- **Directions for this task**:
Write out the whole listing again, exactly.

● ● ● ●

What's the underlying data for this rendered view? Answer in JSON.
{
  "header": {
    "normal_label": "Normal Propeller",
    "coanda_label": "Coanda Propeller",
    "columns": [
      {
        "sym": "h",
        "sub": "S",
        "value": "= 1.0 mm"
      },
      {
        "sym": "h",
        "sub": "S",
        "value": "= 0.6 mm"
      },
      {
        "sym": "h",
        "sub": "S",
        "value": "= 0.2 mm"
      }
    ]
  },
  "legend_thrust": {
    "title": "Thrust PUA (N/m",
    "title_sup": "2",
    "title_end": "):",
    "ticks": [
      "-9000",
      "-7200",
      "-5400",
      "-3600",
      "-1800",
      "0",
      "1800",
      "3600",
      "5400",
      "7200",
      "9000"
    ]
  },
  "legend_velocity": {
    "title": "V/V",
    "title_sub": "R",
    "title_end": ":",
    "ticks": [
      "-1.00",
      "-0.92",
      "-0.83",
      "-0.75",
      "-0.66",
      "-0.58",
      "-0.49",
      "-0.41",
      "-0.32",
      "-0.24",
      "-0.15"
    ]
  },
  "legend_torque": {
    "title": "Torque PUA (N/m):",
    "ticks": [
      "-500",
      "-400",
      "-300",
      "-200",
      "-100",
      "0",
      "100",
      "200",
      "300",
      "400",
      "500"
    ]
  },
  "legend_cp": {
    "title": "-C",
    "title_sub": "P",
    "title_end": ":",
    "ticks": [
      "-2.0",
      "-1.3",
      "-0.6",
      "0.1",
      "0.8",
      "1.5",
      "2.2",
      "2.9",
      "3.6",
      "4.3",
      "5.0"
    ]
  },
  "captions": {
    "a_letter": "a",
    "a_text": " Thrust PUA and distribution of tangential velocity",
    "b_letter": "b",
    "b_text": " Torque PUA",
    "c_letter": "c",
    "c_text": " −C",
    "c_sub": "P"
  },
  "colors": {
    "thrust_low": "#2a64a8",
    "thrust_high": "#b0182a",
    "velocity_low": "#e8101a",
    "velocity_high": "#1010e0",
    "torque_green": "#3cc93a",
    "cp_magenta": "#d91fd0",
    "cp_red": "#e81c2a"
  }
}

● ● ● ●

- **Problem solution**:
What's the underlying data for this rendered view? Answer in JSON.
{
  "header": {
    "normal_label": "Normal Propeller",
    "coanda_label": "Coanda Propeller",
    "columns": [
      {
        "sym": "h",
        "sub": "S",
        "value": "= 1.0 mm"
      },
      {
        "sym": "h",
        "sub": "S",
        "value": "= 0.6 mm"
      },
      {
        "sym": "h",
        "sub": "S",
        "value": "= 0.2 mm"
      }
    ]
  },
  "legend_thrust": {
    "title": "Thrust PUA (N/m",
    "title_sup": "2",
    "title_end": "):",
    "ticks": [
      "-9000",
      "-7200",
      "-5400",
      "-3600",
      "-1800",
      "0",
      "1800",
      "3600",
      "5400",
      "7200",
      "9000"
    ]
  },
  "legend_velocity": {
    "title": "V/V",
    "title_sub": "R",
    "title_end": ":",
    "ticks": [
      "-1.00",
      "-0.92",
      "-0.83",
      "-0.75",
      "-0.66",
      "-0.58",
      "-0.49",
      "-0.41",
      "-0.32",
      "-0.24",
      "-0.15"
    ]
  },
  "legend_torque": {
    "title": "Torque PUA (N/m):",
    "ticks": [
      "-500",
      "-400",
      "-300",
      "-200",
      "-100",
      "0",
      "100",
      "200",
      "300",
      "400",
      "500"
    ]
  },
  "legend_cp": {
    "title": "-C",
    "title_sub": "P",
    "title_end": ":",
    "ticks": [
      "-2.0",
      "-1.3",
      "-0.6",
      "0.1",
      "0.8",
      "1.5",
      "2.2",
      "2.9",
      "3.6",
      "4.3",
      "5.0"
    ]
  },
  "captions": {
    "a_letter": "a",
    "a_text": " Thrust PUA and distribution of tangential velocity",
    "b_letter": "b",
    "b_text": " Torque PUA",
    "c_letter": "c",
    "c_text": " −C",
    "c_sub": "P"
  },
  "colors": {
    "thrust_low": "#2a64a8",
    "thrust_high": "#b0182a",
    "velocity_low": "#e8101a",
    "velocity_high": "#1010e0",
    "torque_green": "#3cc93a",
    "cp_magenta": "#d91fd0",
    "cp_red": "#e81c2a"
  }
}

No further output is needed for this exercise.